Copy every record below exactly.

Some records:

★ ★ ★

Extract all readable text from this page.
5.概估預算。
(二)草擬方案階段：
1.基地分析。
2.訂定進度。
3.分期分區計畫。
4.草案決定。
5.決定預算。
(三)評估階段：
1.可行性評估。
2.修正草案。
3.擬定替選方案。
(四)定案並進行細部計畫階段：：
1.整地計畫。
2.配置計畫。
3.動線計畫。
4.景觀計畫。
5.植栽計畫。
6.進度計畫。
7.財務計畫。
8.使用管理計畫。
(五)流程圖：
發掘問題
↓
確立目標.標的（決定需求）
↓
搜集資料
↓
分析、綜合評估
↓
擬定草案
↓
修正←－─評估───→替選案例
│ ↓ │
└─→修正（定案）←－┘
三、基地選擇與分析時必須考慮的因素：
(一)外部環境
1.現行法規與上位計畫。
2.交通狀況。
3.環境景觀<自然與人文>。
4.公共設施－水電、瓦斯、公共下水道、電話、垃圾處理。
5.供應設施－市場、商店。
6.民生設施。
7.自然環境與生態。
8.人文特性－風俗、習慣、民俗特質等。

★ ★ ★

WORKED ANSWER:
Extract all readable text from this page.
5.概估預算。
(二)草擬方案階段：
1.基地分析。
2.訂定進度。
3.分期分區計畫。
4.草案決定。
5.決定預算。
(三)評估階段：
1.可行性評估。
2.修正草案。
3.擬定替選方案。
(四)定案並進行細部計畫階段：：
1.整地計畫。
2.配置計畫。
3.動線計畫。
4.景觀計畫。
5.植栽計畫。
6.進度計畫。
7.財務計畫。
8.使用管理計畫。
(五)流程圖：
發掘問題
↓
確立目標.標的（決定需求）
↓
搜集資料
↓
分析、綜合評估
↓
擬定草案
↓
修正←－─評估───→替選案例
│ ↓ │
└─→修正（定案）←－┘
三、基地選擇與分析時必須考慮的因素：
(一)外部環境
1.現行法規與上位計畫。
2.交通狀況。
3.環境景觀<自然與人文>。
4.公共設施－水電、瓦斯、公共下水道、電話、垃圾處理。
5.供應設施－市場、商店。
6.民生設施。
7.自然環境與生態。
8.人文特性－風俗、習慣、民俗特質等。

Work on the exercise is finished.